* **Collection entries**:
Start
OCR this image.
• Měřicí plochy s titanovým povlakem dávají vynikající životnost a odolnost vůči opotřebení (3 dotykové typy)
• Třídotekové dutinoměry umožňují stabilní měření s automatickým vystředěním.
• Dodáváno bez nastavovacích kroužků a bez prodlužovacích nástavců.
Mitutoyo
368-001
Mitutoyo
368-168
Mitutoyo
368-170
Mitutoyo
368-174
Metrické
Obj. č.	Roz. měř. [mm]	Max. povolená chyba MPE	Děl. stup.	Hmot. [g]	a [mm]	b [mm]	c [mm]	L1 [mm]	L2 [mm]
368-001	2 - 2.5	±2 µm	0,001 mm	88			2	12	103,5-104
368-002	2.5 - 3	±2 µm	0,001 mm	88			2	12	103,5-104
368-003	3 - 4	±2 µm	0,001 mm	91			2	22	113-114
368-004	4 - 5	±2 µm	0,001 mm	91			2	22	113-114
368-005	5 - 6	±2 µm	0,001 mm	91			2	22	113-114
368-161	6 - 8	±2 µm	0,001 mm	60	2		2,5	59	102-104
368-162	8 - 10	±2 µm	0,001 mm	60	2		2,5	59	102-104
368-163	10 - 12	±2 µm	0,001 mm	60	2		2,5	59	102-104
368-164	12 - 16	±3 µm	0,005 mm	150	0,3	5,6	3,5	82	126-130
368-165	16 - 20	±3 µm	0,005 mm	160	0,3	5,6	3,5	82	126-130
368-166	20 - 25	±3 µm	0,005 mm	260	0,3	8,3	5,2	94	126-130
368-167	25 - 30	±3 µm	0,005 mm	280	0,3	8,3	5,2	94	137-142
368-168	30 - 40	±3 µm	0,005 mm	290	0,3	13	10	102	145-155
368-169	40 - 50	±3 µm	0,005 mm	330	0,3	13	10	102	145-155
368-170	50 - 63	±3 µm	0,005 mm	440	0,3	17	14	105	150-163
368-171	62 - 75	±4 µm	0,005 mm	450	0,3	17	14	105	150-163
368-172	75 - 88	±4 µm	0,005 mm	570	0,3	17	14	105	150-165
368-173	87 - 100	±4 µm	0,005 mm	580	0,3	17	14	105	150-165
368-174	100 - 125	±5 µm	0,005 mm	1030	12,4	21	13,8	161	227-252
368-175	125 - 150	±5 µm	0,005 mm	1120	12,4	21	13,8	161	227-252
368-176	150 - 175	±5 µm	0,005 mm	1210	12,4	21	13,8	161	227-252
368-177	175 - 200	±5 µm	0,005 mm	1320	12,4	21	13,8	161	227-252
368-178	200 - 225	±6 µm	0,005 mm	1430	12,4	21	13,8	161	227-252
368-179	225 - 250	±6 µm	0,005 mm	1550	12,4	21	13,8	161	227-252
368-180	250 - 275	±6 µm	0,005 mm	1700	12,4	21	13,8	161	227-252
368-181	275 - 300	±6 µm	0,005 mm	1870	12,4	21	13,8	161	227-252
End
* **WRITTEN REQUEST**:
Give an exact repetition of all the material.

* **EXERCISE RESPONSE**:
OCR this image.
• Měřicí plochy s titanovým povlakem dávají vynikající životnost a odolnost vůči opotřebení (3 dotykové typy)
• Třídotekové dutinoměry umožňují stabilní měření s automatickým vystředěním.
• Dodáváno bez nastavovacích kroužků a bez prodlužovacích nástavců.
Mitutoyo
368-001
Mitutoyo
368-168
Mitutoyo
368-170
Mitutoyo
368-174
Metrické
Obj. č.	Roz. měř. [mm]	Max. povolená chyba MPE	Děl. stup.	Hmot. [g]	a [mm]	b [mm]	c [mm]	L1 [mm]	L2 [mm]
368-001	2 - 2.5	±2 µm	0,001 mm	88			2	12	103,5-104
368-002	2.5 - 3	±2 µm	0,001 mm	88			2	12	103,5-104
368-003	3 - 4	±2 µm	0,001 mm	91			2	22	113-114
368-004	4 - 5	±2 µm	0,001 mm	91			2	22	113-114
368-005	5 - 6	±2 µm	0,001 mm	91			2	22	113-114
368-161	6 - 8	±2 µm	0,001 mm	60	2		2,5	59	102-104
368-162	8 - 10	±2 µm	0,001 mm	60	2		2,5	59	102-104
368-163	10 - 12	±2 µm	0,001 mm	60	2		2,5	59	102-104
368-164	12 - 16	±3 µm	0,005 mm	150	0,3	5,6	3,5	82	126-130
368-165	16 - 20	±3 µm	0,005 mm	160	0,3	5,6	3,5	82	126-130
368-166	20 - 25	±3 µm	0,005 mm	260	0,3	8,3	5,2	94	126-130
368-167	25 - 30	±3 µm	0,005 mm	280	0,3	8,3	5,2	94	137-142
368-168	30 - 40	±3 µm	0,005 mm	290	0,3	13	10	102	145-155
368-169	40 - 50	±3 µm	0,005 mm	330	0,3	13	10	102	145-155
368-170	50 - 63	±3 µm	0,005 mm	440	0,3	17	14	105	150-163
368-171	62 - 75	±4 µm	0,005 mm	450	0,3	17	14	105	150-163
368-172	75 - 88	±4 µm	0,005 mm	570	0,3	17	14	105	150-165
368-173	87 - 100	±4 µm	0,005 mm	580	0,3	17	14	105	150-165
368-174	100 - 125	±5 µm	0,005 mm	1030	12,4	21	13,8	161	227-252
368-175	125 - 150	±5 µm	0,005 mm	1120	12,4	21	13,8	161	227-252
368-176	150 - 175	±5 µm	0,005 mm	1210	12,4	21	13,8	161	227-252
368-177	175 - 200	±5 µm	0,005 mm	1320	12,4	21	13,8	161	227-252
368-178	200 - 225	±6 µm	0,005 mm	1430	12,4	21	13,8	161	227-252
368-179	225 - 250	±6 µm	0,005 mm	1550	12,4	21	13,8	161	227-252
368-180	250 - 275	±6 µm	0,005 mm	1700	12,4	21	13,8	161	227-252
368-181	275 - 300	±6 µm	0,005 mm	1870	12,4	21	13,8	161	227-252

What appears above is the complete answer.